— Start of MATERIAL PROVIDED —

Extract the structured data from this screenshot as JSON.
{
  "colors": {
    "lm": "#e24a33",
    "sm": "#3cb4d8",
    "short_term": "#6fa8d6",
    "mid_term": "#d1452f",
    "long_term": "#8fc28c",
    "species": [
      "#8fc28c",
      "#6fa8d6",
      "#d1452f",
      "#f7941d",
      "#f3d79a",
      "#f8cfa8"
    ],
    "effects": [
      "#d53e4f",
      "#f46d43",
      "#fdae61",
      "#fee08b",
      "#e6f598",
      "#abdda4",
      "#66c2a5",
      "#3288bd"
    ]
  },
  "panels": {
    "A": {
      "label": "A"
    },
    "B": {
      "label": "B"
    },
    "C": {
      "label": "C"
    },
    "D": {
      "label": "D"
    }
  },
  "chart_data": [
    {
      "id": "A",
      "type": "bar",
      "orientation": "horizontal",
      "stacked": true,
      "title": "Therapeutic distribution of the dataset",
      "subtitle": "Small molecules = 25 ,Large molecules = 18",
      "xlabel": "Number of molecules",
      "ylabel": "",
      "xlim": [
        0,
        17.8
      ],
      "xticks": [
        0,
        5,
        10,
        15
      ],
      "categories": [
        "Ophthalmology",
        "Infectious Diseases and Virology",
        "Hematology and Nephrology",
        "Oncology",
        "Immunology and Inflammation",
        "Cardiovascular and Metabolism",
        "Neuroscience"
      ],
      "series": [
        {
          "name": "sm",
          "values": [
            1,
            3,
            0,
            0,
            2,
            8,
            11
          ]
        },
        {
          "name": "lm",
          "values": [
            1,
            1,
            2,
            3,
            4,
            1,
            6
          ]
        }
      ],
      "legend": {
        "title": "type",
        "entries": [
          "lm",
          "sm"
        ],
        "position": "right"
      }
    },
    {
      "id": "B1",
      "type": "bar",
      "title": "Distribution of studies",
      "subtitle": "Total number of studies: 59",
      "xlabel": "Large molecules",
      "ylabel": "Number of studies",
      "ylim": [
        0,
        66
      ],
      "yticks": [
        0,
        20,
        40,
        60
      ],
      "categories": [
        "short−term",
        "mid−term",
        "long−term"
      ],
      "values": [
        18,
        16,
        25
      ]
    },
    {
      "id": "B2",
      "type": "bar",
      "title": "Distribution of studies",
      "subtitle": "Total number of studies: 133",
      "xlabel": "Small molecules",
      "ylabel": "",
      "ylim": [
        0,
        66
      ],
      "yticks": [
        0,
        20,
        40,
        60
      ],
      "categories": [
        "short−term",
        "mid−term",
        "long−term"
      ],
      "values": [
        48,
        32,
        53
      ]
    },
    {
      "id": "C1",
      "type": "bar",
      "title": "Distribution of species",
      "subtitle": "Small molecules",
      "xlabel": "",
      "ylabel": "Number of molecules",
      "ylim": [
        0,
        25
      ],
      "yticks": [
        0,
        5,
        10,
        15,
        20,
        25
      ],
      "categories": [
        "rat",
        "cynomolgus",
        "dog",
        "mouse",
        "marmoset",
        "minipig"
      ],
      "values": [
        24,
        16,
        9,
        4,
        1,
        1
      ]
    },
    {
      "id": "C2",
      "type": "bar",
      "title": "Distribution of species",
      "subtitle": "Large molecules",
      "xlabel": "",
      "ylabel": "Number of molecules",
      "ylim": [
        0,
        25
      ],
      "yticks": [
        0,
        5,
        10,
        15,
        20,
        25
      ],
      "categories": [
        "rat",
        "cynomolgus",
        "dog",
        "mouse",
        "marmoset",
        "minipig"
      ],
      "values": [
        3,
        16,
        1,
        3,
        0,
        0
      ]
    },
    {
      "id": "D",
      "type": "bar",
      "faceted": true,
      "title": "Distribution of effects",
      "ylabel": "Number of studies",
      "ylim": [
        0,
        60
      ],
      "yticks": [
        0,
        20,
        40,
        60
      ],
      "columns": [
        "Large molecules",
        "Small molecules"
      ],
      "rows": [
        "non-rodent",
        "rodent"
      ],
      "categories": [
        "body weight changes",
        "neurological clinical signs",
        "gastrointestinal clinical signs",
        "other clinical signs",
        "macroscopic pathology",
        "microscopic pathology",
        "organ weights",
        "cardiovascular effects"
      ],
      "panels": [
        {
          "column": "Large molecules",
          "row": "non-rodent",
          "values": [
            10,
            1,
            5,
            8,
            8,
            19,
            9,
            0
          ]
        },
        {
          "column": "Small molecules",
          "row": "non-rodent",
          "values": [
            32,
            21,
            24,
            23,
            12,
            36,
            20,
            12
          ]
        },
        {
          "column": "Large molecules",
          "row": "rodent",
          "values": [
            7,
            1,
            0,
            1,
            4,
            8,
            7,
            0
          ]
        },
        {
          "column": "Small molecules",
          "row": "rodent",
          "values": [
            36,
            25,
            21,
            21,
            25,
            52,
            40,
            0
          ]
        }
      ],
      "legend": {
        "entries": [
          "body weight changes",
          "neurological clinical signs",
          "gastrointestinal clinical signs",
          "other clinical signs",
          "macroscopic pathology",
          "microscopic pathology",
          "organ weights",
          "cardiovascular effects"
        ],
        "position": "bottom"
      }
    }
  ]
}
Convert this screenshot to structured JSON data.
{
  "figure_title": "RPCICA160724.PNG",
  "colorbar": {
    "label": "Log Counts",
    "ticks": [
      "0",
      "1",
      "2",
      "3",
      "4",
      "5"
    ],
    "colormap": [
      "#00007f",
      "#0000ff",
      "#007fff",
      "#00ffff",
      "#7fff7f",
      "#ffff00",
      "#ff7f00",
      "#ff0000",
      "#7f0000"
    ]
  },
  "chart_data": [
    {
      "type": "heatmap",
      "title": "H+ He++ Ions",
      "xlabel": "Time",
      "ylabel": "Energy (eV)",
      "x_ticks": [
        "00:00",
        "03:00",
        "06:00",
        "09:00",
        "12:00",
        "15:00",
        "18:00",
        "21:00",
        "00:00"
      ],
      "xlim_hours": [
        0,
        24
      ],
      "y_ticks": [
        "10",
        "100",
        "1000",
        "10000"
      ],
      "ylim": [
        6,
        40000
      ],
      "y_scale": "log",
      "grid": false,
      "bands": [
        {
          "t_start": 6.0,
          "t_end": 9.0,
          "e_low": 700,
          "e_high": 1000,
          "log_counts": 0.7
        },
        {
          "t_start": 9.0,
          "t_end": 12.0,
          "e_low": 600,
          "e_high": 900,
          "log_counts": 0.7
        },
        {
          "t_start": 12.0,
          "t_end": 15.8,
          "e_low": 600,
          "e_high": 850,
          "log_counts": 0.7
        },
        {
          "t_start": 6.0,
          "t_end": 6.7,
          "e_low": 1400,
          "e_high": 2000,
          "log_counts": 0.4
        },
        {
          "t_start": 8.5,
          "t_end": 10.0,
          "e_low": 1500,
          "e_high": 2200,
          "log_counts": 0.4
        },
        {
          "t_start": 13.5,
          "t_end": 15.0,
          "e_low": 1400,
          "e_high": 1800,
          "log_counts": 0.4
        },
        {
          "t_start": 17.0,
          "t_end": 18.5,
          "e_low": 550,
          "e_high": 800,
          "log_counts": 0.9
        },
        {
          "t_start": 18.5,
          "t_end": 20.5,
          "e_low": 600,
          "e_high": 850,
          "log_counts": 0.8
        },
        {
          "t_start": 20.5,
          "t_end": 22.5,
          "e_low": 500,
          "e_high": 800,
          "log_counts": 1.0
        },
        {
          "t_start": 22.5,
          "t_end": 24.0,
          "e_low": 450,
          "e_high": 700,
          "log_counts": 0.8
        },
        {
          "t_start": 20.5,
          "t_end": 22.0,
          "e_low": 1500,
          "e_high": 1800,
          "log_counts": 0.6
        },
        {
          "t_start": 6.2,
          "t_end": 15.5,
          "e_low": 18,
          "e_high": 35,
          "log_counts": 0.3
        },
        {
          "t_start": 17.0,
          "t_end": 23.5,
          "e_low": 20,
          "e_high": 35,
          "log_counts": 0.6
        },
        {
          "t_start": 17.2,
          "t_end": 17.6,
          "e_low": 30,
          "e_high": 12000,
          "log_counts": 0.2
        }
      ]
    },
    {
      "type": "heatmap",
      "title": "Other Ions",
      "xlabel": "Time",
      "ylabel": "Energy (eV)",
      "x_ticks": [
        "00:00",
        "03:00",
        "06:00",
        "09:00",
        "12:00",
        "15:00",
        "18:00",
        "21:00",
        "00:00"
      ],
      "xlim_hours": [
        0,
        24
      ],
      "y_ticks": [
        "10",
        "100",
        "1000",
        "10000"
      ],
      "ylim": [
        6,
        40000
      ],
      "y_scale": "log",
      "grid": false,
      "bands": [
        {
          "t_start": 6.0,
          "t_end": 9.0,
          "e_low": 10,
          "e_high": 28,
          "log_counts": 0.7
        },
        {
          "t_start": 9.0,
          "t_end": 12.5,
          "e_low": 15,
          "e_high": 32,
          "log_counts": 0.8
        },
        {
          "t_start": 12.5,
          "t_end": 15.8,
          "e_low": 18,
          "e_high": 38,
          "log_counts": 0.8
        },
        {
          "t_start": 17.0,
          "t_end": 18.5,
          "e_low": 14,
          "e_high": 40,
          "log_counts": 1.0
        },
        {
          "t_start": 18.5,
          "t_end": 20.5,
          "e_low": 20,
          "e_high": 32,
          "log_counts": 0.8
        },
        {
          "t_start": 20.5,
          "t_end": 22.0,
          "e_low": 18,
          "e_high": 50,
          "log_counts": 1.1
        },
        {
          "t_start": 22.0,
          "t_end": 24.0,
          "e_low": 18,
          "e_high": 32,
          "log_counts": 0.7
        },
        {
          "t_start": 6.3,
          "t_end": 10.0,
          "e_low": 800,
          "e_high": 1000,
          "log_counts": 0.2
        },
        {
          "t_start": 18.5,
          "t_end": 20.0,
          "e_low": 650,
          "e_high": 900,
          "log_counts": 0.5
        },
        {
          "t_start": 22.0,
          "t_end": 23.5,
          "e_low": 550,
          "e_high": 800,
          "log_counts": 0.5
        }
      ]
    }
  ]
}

— End of MATERIAL PROVIDED —

*TO BE DONE*
Collect every line with the string "body" from the records, and copy each.

*ANSWER FOR THE TASK*
        "body weight changes",
          "body weight changes",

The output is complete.